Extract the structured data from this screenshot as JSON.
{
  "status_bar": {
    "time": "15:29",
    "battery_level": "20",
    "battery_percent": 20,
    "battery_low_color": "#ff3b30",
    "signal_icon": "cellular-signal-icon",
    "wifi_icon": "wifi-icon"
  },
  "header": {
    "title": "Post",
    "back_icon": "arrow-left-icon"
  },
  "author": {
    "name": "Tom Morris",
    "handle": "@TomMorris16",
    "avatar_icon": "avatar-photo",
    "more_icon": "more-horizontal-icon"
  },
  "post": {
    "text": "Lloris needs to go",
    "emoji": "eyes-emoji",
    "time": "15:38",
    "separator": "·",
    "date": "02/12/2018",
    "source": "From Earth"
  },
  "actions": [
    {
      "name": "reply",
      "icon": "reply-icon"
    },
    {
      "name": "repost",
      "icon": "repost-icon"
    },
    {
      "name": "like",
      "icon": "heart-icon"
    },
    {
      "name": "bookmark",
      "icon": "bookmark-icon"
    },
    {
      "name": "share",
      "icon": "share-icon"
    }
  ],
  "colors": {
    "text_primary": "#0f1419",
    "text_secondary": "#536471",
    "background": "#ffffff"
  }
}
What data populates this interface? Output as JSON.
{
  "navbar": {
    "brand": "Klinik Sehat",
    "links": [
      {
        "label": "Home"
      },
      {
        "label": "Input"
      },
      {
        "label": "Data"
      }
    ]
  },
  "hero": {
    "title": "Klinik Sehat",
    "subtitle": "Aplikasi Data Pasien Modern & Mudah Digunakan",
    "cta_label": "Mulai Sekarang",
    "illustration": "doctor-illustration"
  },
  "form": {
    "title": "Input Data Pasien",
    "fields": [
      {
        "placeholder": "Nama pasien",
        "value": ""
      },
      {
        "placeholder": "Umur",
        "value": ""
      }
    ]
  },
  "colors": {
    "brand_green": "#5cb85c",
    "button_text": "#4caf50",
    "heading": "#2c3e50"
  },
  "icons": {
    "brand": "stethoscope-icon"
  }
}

***

SET EXERCISE: Reply with nothing except the number of lines in the listing above that include the string "Input".

RESPONSE BELOW: 2